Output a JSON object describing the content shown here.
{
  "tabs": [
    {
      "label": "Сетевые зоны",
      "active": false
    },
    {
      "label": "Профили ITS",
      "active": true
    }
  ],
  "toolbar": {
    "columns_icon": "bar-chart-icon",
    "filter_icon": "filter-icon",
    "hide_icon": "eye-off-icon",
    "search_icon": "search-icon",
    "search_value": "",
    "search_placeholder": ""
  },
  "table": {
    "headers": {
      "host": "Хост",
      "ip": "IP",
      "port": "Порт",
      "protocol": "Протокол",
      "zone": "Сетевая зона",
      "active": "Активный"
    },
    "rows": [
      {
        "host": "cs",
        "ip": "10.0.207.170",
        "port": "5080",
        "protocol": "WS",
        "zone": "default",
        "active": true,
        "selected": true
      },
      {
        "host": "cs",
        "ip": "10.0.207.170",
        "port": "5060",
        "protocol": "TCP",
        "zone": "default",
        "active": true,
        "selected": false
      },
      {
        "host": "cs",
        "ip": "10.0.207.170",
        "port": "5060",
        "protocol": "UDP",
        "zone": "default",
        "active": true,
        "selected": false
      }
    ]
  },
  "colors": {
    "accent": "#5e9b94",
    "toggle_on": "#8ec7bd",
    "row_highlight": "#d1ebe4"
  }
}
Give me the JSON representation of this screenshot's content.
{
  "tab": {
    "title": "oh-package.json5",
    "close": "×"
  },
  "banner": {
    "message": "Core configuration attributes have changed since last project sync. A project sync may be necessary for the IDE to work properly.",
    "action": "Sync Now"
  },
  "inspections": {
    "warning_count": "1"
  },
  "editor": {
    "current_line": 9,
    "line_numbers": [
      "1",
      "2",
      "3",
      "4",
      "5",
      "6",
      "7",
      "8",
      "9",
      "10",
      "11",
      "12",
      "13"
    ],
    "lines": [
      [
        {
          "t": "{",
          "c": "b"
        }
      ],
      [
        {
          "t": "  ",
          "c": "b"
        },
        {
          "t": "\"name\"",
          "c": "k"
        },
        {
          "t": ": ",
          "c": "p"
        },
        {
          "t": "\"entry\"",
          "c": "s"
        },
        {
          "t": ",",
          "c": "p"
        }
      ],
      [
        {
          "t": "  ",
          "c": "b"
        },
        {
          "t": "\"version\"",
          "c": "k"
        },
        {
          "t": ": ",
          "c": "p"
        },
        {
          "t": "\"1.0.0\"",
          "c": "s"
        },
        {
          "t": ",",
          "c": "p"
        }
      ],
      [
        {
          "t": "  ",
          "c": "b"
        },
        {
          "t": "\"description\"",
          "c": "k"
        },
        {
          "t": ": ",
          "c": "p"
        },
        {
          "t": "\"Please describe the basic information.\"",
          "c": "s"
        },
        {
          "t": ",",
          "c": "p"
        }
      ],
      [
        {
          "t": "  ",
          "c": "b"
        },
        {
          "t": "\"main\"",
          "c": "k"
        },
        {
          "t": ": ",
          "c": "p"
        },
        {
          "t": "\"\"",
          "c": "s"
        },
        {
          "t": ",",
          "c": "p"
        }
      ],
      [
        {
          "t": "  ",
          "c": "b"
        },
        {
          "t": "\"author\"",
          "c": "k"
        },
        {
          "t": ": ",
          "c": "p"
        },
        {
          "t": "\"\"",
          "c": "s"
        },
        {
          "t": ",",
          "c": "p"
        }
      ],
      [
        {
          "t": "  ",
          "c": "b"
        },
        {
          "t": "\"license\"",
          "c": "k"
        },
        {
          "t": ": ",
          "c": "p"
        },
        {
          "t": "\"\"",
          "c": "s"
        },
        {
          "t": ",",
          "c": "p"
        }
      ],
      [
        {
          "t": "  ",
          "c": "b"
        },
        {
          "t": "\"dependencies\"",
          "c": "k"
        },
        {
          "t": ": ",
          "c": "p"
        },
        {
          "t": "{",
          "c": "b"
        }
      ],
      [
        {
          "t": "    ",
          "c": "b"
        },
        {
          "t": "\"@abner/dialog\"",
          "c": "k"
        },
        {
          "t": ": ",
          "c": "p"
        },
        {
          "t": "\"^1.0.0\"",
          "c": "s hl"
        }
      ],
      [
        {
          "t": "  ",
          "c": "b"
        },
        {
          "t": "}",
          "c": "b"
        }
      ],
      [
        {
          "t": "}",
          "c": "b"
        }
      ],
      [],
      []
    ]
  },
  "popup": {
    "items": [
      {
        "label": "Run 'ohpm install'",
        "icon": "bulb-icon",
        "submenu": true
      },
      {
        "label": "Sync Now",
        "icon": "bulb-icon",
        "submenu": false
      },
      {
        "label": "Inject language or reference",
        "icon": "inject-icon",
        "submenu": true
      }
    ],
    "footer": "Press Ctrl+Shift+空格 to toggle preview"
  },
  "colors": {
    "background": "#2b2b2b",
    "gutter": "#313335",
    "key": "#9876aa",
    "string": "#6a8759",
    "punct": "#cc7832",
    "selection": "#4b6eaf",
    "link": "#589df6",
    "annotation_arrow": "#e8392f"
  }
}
+-------+
Task objective ::
Retype all the records, matching them exactly.

Problem solution ::
Output a JSON object describing the content shown here.
{
  "tabs": [
    {
      "label": "Сетевые зоны",
      "active": false
    },
    {
      "label": "Профили ITS",
      "active": true
    }
  ],
  "toolbar": {
    "columns_icon": "bar-chart-icon",
    "filter_icon": "filter-icon",
    "hide_icon": "eye-off-icon",
    "search_icon": "search-icon",
    "search_value": "",
    "search_placeholder": ""
  },
  "table": {
    "headers": {
      "host": "Хост",
      "ip": "IP",
      "port": "Порт",
      "protocol": "Протокол",
      "zone": "Сетевая зона",
      "active": "Активный"
    },
    "rows": [
      {
        "host": "cs",
        "ip": "10.0.207.170",
        "port": "5080",
        "protocol": "WS",
        "zone": "default",
        "active": true,
        "selected": true
      },
      {
        "host": "cs",
        "ip": "10.0.207.170",
        "port": "5060",
        "protocol": "TCP",
        "zone": "default",
        "active": true,
        "selected": false
      },
      {
        "host": "cs",
        "ip": "10.0.207.170",
        "port": "5060",
        "protocol": "UDP",
        "zone": "default",
        "active": true,
        "selected": false
      }
    ]
  },
  "colors": {
    "accent": "#5e9b94",
    "toggle_on": "#8ec7bd",
    "row_highlight": "#d1ebe4"
  }
}
Give me the JSON representation of this screenshot's content.
{
  "tab": {
    "title": "oh-package.json5",
    "close": "×"
  },
  "banner": {
    "message": "Core configuration attributes have changed since last project sync. A project sync may be necessary for the IDE to work properly.",
    "action": "Sync Now"
  },
  "inspections": {
    "warning_count": "1"
  },
  "editor": {
    "current_line": 9,
    "line_numbers": [
      "1",
      "2",
      "3",
      "4",
      "5",
      "6",
      "7",
      "8",
      "9",
      "10",
      "11",
      "12",
      "13"
    ],
    "lines": [
      [
        {
          "t": "{",
          "c": "b"
        }
      ],
      [
        {
          "t": "  ",
          "c": "b"
        },
        {
          "t": "\"name\"",
          "c": "k"
        },
        {
          "t": ": ",
          "c": "p"
        },
        {
          "t": "\"entry\"",
          "c": "s"
        },
        {
          "t": ",",
          "c": "p"
        }
      ],
      [
        {
          "t": "  ",
          "c": "b"
        },
        {
          "t": "\"version\"",
          "c": "k"
        },
        {
          "t": ": ",
          "c": "p"
        },
        {
          "t": "\"1.0.0\"",
          "c": "s"
        },
        {
          "t": ",",
          "c": "p"
        }
      ],
      [
        {
          "t": "  ",
          "c": "b"
        },
        {
          "t": "\"description\"",
          "c": "k"
        },
        {
          "t": ": ",
          "c": "p"
        },
        {
          "t": "\"Please describe the basic information.\"",
          "c": "s"
        },
        {
          "t": ",",
          "c": "p"
        }
      ],
      [
        {
          "t": "  ",
          "c": "b"
        },
        {
          "t": "\"main\"",
          "c": "k"
        },
        {
          "t": ": ",
          "c": "p"
        },
        {
          "t": "\"\"",
          "c": "s"
        },
        {
          "t": ",",
          "c": "p"
        }
      ],
      [
        {
          "t": "  ",
          "c": "b"
        },
        {
          "t": "\"author\"",
          "c": "k"
        },
        {
          "t": ": ",
          "c": "p"
        },
        {
          "t": "\"\"",
          "c": "s"
        },
        {
          "t": ",",
          "c": "p"
        }
      ],
      [
        {
          "t": "  ",
          "c": "b"
        },
        {
          "t": "\"license\"",
          "c": "k"
        },
        {
          "t": ": ",
          "c": "p"
        },
        {
          "t": "\"\"",
          "c": "s"
        },
        {
          "t": ",",
          "c": "p"
        }
      ],
      [
        {
          "t": "  ",
          "c": "b"
        },
        {
          "t": "\"dependencies\"",
          "c": "k"
        },
        {
          "t": ": ",
          "c": "p"
        },
        {
          "t": "{",
          "c": "b"
        }
      ],
      [
        {
          "t": "    ",
          "c": "b"
        },
        {
          "t": "\"@abner/dialog\"",
          "c": "k"
        },
        {
          "t": ": ",
          "c": "p"
        },
        {
          "t": "\"^1.0.0\"",
          "c": "s hl"
        }
      ],
      [
        {
          "t": "  ",
          "c": "b"
        },
        {
          "t": "}",
          "c": "b"
        }
      ],
      [
        {
          "t": "}",
          "c": "b"
        }
      ],
      [],
      []
    ]
  },
  "popup": {
    "items": [
      {
        "label": "Run 'ohpm install'",
        "icon": "bulb-icon",
        "submenu": true
      },
      {
        "label": "Sync Now",
        "icon": "bulb-icon",
        "submenu": false
      },
      {
        "label": "Inject language or reference",
        "icon": "inject-icon",
        "submenu": true
      }
    ],
    "footer": "Press Ctrl+Shift+空格 to toggle preview"
  },
  "colors": {
    "background": "#2b2b2b",
    "gutter": "#313335",
    "key": "#9876aa",
    "string": "#6a8759",
    "punct": "#cc7832",
    "selection": "#4b6eaf",
    "link": "#589df6",
    "annotation_arrow": "#e8392f"
  }
}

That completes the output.